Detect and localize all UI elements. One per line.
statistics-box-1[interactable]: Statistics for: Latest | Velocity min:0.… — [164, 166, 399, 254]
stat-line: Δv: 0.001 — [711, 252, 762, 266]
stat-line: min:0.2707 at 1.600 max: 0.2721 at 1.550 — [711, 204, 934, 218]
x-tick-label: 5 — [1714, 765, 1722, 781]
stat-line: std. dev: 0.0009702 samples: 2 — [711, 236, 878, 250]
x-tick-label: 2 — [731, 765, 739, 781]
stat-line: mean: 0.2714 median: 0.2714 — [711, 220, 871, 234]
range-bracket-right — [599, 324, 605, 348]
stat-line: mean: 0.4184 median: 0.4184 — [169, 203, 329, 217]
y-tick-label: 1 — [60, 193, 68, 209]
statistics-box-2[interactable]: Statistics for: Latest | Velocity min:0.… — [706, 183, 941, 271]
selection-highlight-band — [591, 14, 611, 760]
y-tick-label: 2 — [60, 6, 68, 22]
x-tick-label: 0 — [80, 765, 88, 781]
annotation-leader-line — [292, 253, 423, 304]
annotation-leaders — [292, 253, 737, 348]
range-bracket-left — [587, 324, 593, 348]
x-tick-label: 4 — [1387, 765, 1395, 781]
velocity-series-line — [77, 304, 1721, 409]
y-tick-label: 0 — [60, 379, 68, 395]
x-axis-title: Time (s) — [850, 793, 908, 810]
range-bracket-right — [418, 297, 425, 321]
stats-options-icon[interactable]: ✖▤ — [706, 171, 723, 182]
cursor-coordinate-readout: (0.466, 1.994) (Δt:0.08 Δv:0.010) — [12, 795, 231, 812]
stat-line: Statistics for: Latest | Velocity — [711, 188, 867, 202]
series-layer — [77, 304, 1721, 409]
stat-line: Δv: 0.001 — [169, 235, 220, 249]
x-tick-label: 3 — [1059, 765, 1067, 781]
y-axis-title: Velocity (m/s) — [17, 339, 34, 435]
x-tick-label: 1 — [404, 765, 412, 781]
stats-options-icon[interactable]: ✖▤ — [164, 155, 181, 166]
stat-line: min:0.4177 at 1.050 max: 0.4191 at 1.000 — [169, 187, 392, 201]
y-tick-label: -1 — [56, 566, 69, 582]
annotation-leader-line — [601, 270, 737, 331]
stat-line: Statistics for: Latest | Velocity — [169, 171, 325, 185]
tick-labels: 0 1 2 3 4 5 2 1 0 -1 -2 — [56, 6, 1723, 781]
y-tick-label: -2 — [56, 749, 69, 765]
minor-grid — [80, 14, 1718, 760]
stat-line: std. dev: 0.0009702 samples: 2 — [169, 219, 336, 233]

DO THIS - Render the items from the first line of the records through the line containing "188, 867, 202]", inclusive, as a JSON list of strings with one string per line and blank lines omitted.

EXERCISE RESULT -
[
  "Detect and localize all UI elements. One per line.",
  "statistics-box-1[interactable]: Statistics for: Latest | Velocity min:0.… — [164, 166, 399, 254]",
  "stat-line: Δv: 0.001 — [711, 252, 762, 266]",
  "stat-line: min:0.2707 at 1.600 max: 0.2721 at 1.550 — [711, 204, 934, 218]",
  "x-tick-label: 5 — [1714, 765, 1722, 781]",
  "stat-line: std. dev: 0.0009702 samples: 2 — [711, 236, 878, 250]",
  "x-tick-label: 2 — [731, 765, 739, 781]",
  "stat-line: mean: 0.2714 median: 0.2714 — [711, 220, 871, 234]",
  "range-bracket-right — [599, 324, 605, 348]",
  "stat-line: mean: 0.4184 median: 0.4184 — [169, 203, 329, 217]",
  "y-tick-label: 1 — [60, 193, 68, 209]",
  "statistics-box-2[interactable]: Statistics for: Latest | Velocity min:0.… — [706, 183, 941, 271]",
  "selection-highlight-band — [591, 14, 611, 760]",
  "y-tick-label: 2 — [60, 6, 68, 22]",
  "x-tick-label: 0 — [80, 765, 88, 781]",
  "annotation-leader-line — [292, 253, 423, 304]",
  "annotation-leaders — [292, 253, 737, 348]",
  "range-bracket-left — [587, 324, 593, 348]",
  "x-tick-label: 4 — [1387, 765, 1395, 781]",
  "velocity-series-line — [77, 304, 1721, 409]",
  "y-tick-label: 0 — [60, 379, 68, 395]",
  "x-axis-title: Time (s) — [850, 793, 908, 810]",
  "range-bracket-right — [418, 297, 425, 321]",
  "stats-options-icon[interactable]: ✖▤ — [706, 171, 723, 182]",
  "cursor-coordinate-readout: (0.466, 1.994) (Δt:0.08 Δv:0.010) — [12, 795, 231, 812]",
  "stat-line: Statistics for: Latest | Velocity — [711, 188, 867, 202]"
]